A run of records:
******************************

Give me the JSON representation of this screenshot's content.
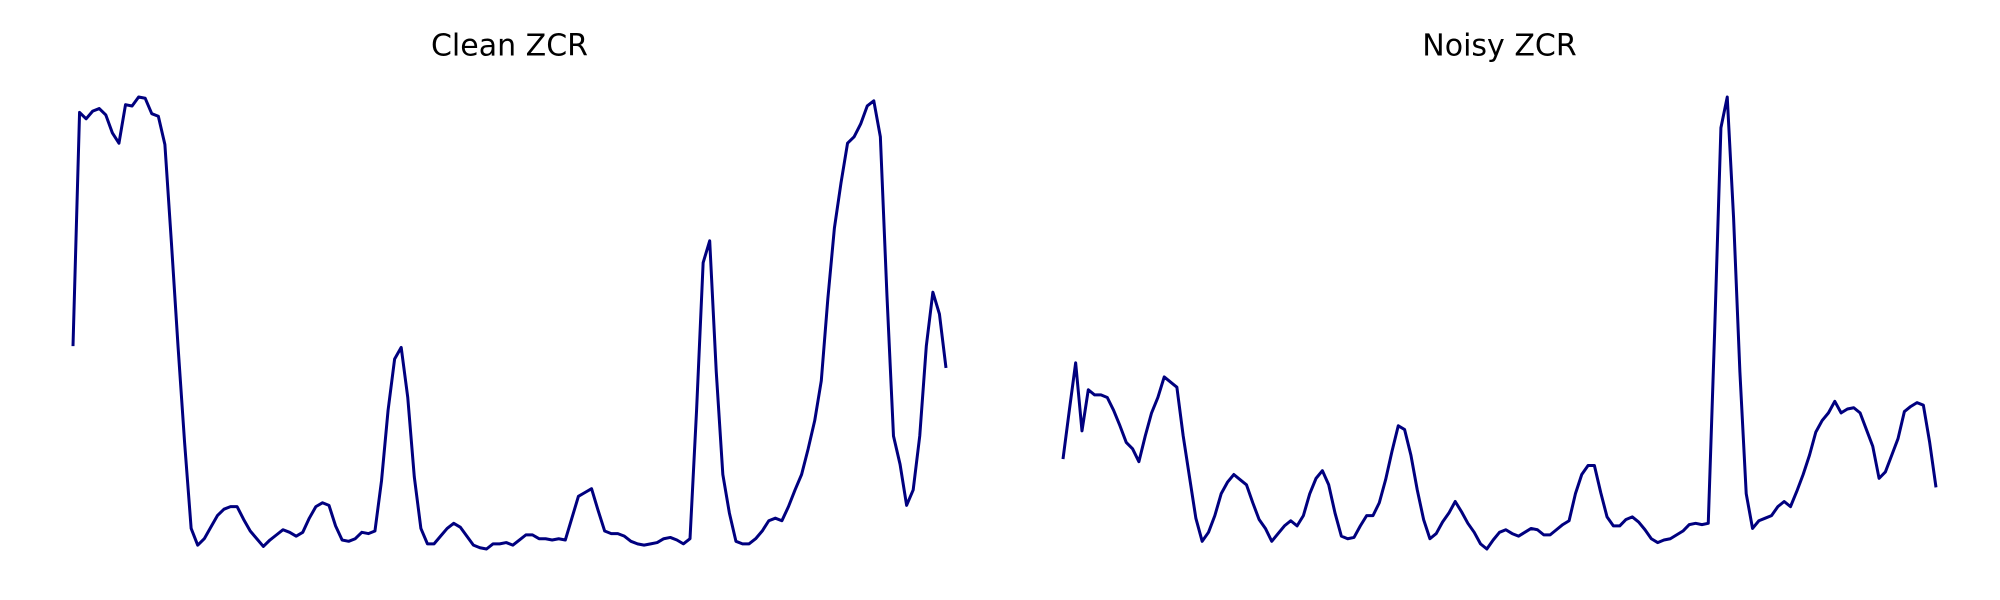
{
  "chart_data": [
    {
      "type": "line",
      "title": "Clean ZCR",
      "color": "#00007f",
      "values": [
        0.17,
        0.352,
        0.347,
        0.353,
        0.355,
        0.35,
        0.336,
        0.328,
        0.358,
        0.357,
        0.364,
        0.363,
        0.351,
        0.349,
        0.327,
        0.25,
        0.17,
        0.095,
        0.028,
        0.015,
        0.02,
        0.029,
        0.038,
        0.043,
        0.045,
        0.045,
        0.035,
        0.026,
        0.02,
        0.014,
        0.019,
        0.023,
        0.027,
        0.025,
        0.022,
        0.025,
        0.036,
        0.045,
        0.048,
        0.046,
        0.03,
        0.019,
        0.018,
        0.02,
        0.025,
        0.024,
        0.026,
        0.065,
        0.12,
        0.16,
        0.169,
        0.13,
        0.068,
        0.028,
        0.016,
        0.016,
        0.022,
        0.028,
        0.032,
        0.029,
        0.022,
        0.015,
        0.013,
        0.012,
        0.016,
        0.016,
        0.017,
        0.015,
        0.019,
        0.023,
        0.023,
        0.02,
        0.02,
        0.019,
        0.02,
        0.019,
        0.036,
        0.053,
        0.056,
        0.059,
        0.042,
        0.026,
        0.024,
        0.024,
        0.022,
        0.018,
        0.016,
        0.015,
        0.016,
        0.017,
        0.02,
        0.021,
        0.019,
        0.016,
        0.02,
        0.12,
        0.235,
        0.252,
        0.15,
        0.07,
        0.04,
        0.018,
        0.016,
        0.016,
        0.02,
        0.026,
        0.034,
        0.036,
        0.034,
        0.045,
        0.058,
        0.07,
        0.09,
        0.112,
        0.143,
        0.207,
        0.262,
        0.297,
        0.328,
        0.333,
        0.343,
        0.357,
        0.361,
        0.333,
        0.21,
        0.1,
        0.078,
        0.046,
        0.058,
        0.1,
        0.17,
        0.212,
        0.195,
        0.153
      ]
    },
    {
      "type": "line",
      "title": "Noisy ZCR",
      "color": "#00007f",
      "values": [
        0.082,
        0.12,
        0.157,
        0.104,
        0.136,
        0.132,
        0.132,
        0.13,
        0.12,
        0.108,
        0.095,
        0.09,
        0.08,
        0.1,
        0.118,
        0.13,
        0.146,
        0.142,
        0.138,
        0.1,
        0.068,
        0.036,
        0.018,
        0.025,
        0.038,
        0.055,
        0.064,
        0.07,
        0.066,
        0.062,
        0.048,
        0.035,
        0.028,
        0.018,
        0.024,
        0.03,
        0.034,
        0.03,
        0.038,
        0.055,
        0.067,
        0.073,
        0.062,
        0.04,
        0.022,
        0.02,
        0.021,
        0.03,
        0.038,
        0.038,
        0.048,
        0.066,
        0.088,
        0.108,
        0.105,
        0.085,
        0.058,
        0.035,
        0.02,
        0.024,
        0.033,
        0.04,
        0.049,
        0.041,
        0.032,
        0.025,
        0.016,
        0.012,
        0.019,
        0.025,
        0.027,
        0.024,
        0.022,
        0.025,
        0.028,
        0.027,
        0.023,
        0.023,
        0.027,
        0.031,
        0.034,
        0.055,
        0.07,
        0.077,
        0.077,
        0.056,
        0.037,
        0.03,
        0.03,
        0.035,
        0.037,
        0.033,
        0.027,
        0.02,
        0.017,
        0.019,
        0.02,
        0.023,
        0.026,
        0.031,
        0.032,
        0.031,
        0.032,
        0.18,
        0.34,
        0.364,
        0.27,
        0.15,
        0.055,
        0.028,
        0.034,
        0.036,
        0.038,
        0.045,
        0.049,
        0.045,
        0.057,
        0.07,
        0.085,
        0.103,
        0.112,
        0.118,
        0.127,
        0.118,
        0.121,
        0.122,
        0.118,
        0.105,
        0.092,
        0.067,
        0.072,
        0.085,
        0.098,
        0.119,
        0.123,
        0.126,
        0.124,
        0.095,
        0.06
      ]
    }
  ]
}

******************************

Write out the whole listing again, exactly, with no pictures.

(Response for this exercise)
Give me the JSON representation of this screenshot's content.
{
  "chart_data": [
    {
      "type": "line",
      "title": "Clean ZCR",
      "color": "#00007f",
      "values": [
        0.17,
        0.352,
        0.347,
        0.353,
        0.355,
        0.35,
        0.336,
        0.328,
        0.358,
        0.357,
        0.364,
        0.363,
        0.351,
        0.349,
        0.327,
        0.25,
        0.17,
        0.095,
        0.028,
        0.015,
        0.02,
        0.029,
        0.038,
        0.043,
        0.045,
        0.045,
        0.035,
        0.026,
        0.02,
        0.014,
        0.019,
        0.023,
        0.027,
        0.025,
        0.022,
        0.025,
        0.036,
        0.045,
        0.048,
        0.046,
        0.03,
        0.019,
        0.018,
        0.02,
        0.025,
        0.024,
        0.026,
        0.065,
        0.12,
        0.16,
        0.169,
        0.13,
        0.068,
        0.028,
        0.016,
        0.016,
        0.022,
        0.028,
        0.032,
        0.029,
        0.022,
        0.015,
        0.013,
        0.012,
        0.016,
        0.016,
        0.017,
        0.015,
        0.019,
        0.023,
        0.023,
        0.02,
        0.02,
        0.019,
        0.02,
        0.019,
        0.036,
        0.053,
        0.056,
        0.059,
        0.042,
        0.026,
        0.024,
        0.024,
        0.022,
        0.018,
        0.016,
        0.015,
        0.016,
        0.017,
        0.02,
        0.021,
        0.019,
        0.016,
        0.02,
        0.12,
        0.235,
        0.252,
        0.15,
        0.07,
        0.04,
        0.018,
        0.016,
        0.016,
        0.02,
        0.026,
        0.034,
        0.036,
        0.034,
        0.045,
        0.058,
        0.07,
        0.09,
        0.112,
        0.143,
        0.207,
        0.262,
        0.297,
        0.328,
        0.333,
        0.343,
        0.357,
        0.361,
        0.333,
        0.21,
        0.1,
        0.078,
        0.046,
        0.058,
        0.1,
        0.17,
        0.212,
        0.195,
        0.153
      ]
    },
    {
      "type": "line",
      "title": "Noisy ZCR",
      "color": "#00007f",
      "values": [
        0.082,
        0.12,
        0.157,
        0.104,
        0.136,
        0.132,
        0.132,
        0.13,
        0.12,
        0.108,
        0.095,
        0.09,
        0.08,
        0.1,
        0.118,
        0.13,
        0.146,
        0.142,
        0.138,
        0.1,
        0.068,
        0.036,
        0.018,
        0.025,
        0.038,
        0.055,
        0.064,
        0.07,
        0.066,
        0.062,
        0.048,
        0.035,
        0.028,
        0.018,
        0.024,
        0.03,
        0.034,
        0.03,
        0.038,
        0.055,
        0.067,
        0.073,
        0.062,
        0.04,
        0.022,
        0.02,
        0.021,
        0.03,
        0.038,
        0.038,
        0.048,
        0.066,
        0.088,
        0.108,
        0.105,
        0.085,
        0.058,
        0.035,
        0.02,
        0.024,
        0.033,
        0.04,
        0.049,
        0.041,
        0.032,
        0.025,
        0.016,
        0.012,
        0.019,
        0.025,
        0.027,
        0.024,
        0.022,
        0.025,
        0.028,
        0.027,
        0.023,
        0.023,
        0.027,
        0.031,
        0.034,
        0.055,
        0.07,
        0.077,
        0.077,
        0.056,
        0.037,
        0.03,
        0.03,
        0.035,
        0.037,
        0.033,
        0.027,
        0.02,
        0.017,
        0.019,
        0.02,
        0.023,
        0.026,
        0.031,
        0.032,
        0.031,
        0.032,
        0.18,
        0.34,
        0.364,
        0.27,
        0.15,
        0.055,
        0.028,
        0.034,
        0.036,
        0.038,
        0.045,
        0.049,
        0.045,
        0.057,
        0.07,
        0.085,
        0.103,
        0.112,
        0.118,
        0.127,
        0.118,
        0.121,
        0.122,
        0.118,
        0.105,
        0.092,
        0.067,
        0.072,
        0.085,
        0.098,
        0.119,
        0.123,
        0.126,
        0.124,
        0.095,
        0.06
      ]
    }
  ]
}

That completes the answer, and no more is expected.